AIM A: In the Tree of Life Mosaic thread, list the username of every person who posts, each name once.
AIM B: In the Tree of Life Mosaic thread, what does SilverMoon suggest for getting glue off the surface of the finished mosaic?
AIM C: Carry on the Tree of Life Mosaic thread from its last post with one or more new posts in the same forum style.

EXCERPT PROVIDED:
· · · · ·
# Tree of Life Mosaic



## PiP (Oct 27, 2017)

This is my latest mosaic project.

I am creating a mosaic picture from 100's of pieces of cut glass which I cut randomly then try and place on the picture. Progress is extremely slow as I am trying to create movement and colour. It's like a giant jigsaw puzzle where you create your own puzzle pieces. The biggest challenge for me is colour as I need to work with what I ahve rather than what I would like.




The picture you can see is under the glass. I then cut and stick the tiles onto the glass to create a pattern.

At the moment I have glue everywhere... I am just hoping I can remove this from the surface of the finished mosaic


----------



## TuesdayEve (Oct 28, 2017)

Oh that's beautiful Pip, love the fall colors, that multi-colored glass is gorgeous
Love the symbol in the middle growing upward...


----------



## SilverMoon (Oct 31, 2017)

PiPs. I saw movement in the roots (where it all begins) before reading your description. A perfect title, "Tree of Life". Working over glass in ingenious. 

I've been there, where I've had limited colours to work with and it can work to your advantage (clearly seen here) because you have to give great thought as to placement.

I've worked with tiles just one. There was no need to create another piece because once you strike on genius, it is best be left at that.

It was a tiled ashtray I made for my parents at Summer Day Camp :smug:




> At the moment I have glue everywhere... I am just hoping I can remove this from the surface of the finished mosaic



Can't go wrong with nail polish remover - 100% acetone.


----------



## bobo (Oct 31, 2017)

yeah, looks great - good colours 
What are those round buttons between the roote ?? - M&Ms ??
- and .... from where do you get those coloured glass ??
More qustions: first you painted, right ?? - then you try to match with glass ?? - or ??


----------



## Firemajic (Nov 26, 2017)

PiP, this is stunning! It looks like a stained glass picture.... the glass supply place where I buy my glass rods { ABR Imagery} sells small sheets 4x8 inches or 12x12 inches of the most gorgeous glass ...  but I love your idea of finding the glass yourself, it is like a treasure hunt... I hope you show more pics as you go...


----------



## TKent (Nov 27, 2017)

WOW!!!  This is gorgeous. I adore the style and the colors. Superbilicious.



PiP said:


> This is my latest mosaic project.
> 
> I am creating a mosaic picture from 100's of pieces of cut glass which I cut randomly then try and place on the picture. Progress is extremely slow as I am trying to create movement and colour. It's like a giant jigsaw puzzle where you create your own puzzle pieces. The biggest challenge for me is colour as I need to work with what I ahve rather than what I would like.
> 
> ...


----------



## PiP (Nov 27, 2017)

Thanks, TK. I am nearly finished the tree... i find mosaics soooo relaxing.


----------



## TKent (Nov 27, 2017)

Will it end up being a wall hanging or something else? It truly is gorgeous. I'd love to see this when you are done.


----------



## TKent (Nov 27, 2017)

And what are the little round pieces in the roots? Is that part of the glass? It is so interesting.
· · · · ·
EXTRACTED DATA:

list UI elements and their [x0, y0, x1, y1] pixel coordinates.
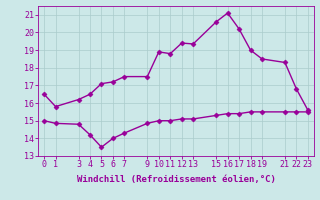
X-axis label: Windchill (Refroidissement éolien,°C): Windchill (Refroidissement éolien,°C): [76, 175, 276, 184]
· · · · ·
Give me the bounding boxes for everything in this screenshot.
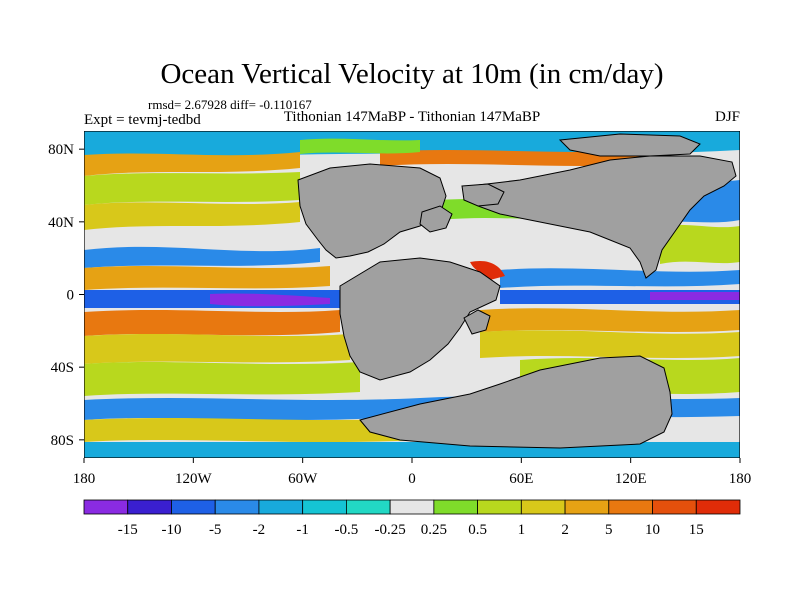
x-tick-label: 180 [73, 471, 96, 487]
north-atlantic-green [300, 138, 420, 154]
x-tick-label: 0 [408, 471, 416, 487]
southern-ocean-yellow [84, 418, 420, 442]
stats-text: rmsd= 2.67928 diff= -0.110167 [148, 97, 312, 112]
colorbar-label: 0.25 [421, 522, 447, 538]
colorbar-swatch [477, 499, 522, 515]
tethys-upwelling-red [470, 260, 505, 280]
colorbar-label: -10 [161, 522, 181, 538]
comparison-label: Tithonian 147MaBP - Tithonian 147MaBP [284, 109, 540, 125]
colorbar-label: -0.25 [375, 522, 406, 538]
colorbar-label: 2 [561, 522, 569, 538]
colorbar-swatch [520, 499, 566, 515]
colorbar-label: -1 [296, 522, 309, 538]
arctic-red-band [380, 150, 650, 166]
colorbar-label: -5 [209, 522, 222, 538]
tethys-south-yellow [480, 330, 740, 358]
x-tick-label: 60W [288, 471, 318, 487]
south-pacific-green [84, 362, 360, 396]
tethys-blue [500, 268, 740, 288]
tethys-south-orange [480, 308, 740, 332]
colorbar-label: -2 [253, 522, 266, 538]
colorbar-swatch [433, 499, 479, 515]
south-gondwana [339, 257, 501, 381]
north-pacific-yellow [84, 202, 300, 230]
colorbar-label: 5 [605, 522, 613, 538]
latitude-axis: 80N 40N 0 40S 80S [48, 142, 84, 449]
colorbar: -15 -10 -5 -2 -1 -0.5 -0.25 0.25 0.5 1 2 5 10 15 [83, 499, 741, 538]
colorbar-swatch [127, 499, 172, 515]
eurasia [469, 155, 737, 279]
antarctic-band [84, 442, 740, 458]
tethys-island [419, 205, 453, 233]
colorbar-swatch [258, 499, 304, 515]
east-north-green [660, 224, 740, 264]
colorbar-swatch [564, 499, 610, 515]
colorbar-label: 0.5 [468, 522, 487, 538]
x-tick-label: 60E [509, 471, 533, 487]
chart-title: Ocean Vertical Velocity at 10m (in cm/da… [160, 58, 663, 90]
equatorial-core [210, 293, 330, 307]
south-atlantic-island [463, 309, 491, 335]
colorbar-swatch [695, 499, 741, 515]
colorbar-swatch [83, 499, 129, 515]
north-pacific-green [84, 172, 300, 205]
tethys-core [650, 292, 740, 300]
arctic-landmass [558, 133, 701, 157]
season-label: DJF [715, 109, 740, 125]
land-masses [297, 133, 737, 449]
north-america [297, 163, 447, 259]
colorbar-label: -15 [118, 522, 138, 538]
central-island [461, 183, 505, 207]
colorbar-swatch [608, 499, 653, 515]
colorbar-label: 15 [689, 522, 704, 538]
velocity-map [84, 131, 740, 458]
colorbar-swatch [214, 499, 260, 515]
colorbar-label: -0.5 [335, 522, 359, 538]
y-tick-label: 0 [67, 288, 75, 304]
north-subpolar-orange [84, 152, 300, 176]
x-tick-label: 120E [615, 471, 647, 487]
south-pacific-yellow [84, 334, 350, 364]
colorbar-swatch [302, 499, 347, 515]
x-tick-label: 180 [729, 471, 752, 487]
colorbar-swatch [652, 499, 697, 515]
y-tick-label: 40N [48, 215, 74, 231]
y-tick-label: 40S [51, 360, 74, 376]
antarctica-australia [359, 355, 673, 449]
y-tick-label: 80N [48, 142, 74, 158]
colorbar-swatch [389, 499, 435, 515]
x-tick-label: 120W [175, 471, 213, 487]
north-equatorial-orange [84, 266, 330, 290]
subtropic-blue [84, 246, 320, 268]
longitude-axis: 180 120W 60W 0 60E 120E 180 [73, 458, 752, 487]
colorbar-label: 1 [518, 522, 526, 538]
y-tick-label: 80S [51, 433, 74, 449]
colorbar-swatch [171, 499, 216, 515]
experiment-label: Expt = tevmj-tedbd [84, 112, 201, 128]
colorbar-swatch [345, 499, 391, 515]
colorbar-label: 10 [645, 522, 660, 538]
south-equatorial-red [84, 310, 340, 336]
· · · · ·
EXERCISE RESPONSE A: PiP, TuesdayEve, SilverMoon, bobo, Firemajic, TKent

EXERCISE RESPONSE B: Nail polish remover, which is 100% acetone.

EXERCISE RESPONSE C:
----------



## PiP (Nov 28, 2017)

TKent said:


> Will it end up being a wall hanging or something else? It truly is gorgeous. I'd love to see this when you are done.



Yes, it will end up as a wall hanging. 




TKent said:


> And what are the little round pieces in the roots? Is that part of the glass? It is so interesting.



The little round pieces at the bottom of the picture are pins. These hold the glass in place over the picture template underneath.


----------



## PiP (Dec 7, 2017)

I am getting there slowly. I've moved tiles around for weeks trying to decide how to mosaic the sun and sky... I am not 100% sure about what I've done but the teacher liked it.


----------



## PiP (Dec 16, 2017)

I've now started cutting the leaves. Each one takes about ten minutes to cut using glass nippers. It's fiddly but relaxing at the same time.

At the moment I've laid them on the picture to see the effect. I am experimenting with various torquise greens and contrasting with orange and purples. I've still got to cut some fine branches.

I will let it rest now for a day or so in case inspiration takes me down another path.


----------



## TKent (Dec 22, 2017)

Looking fantastic!


----------



## PiP (Feb 8, 2018)

PiP said:


> I've now started cutting the leaves. Each one takes about ten minutes to cut using glass nippers. It's fiddly but relaxing at the same time.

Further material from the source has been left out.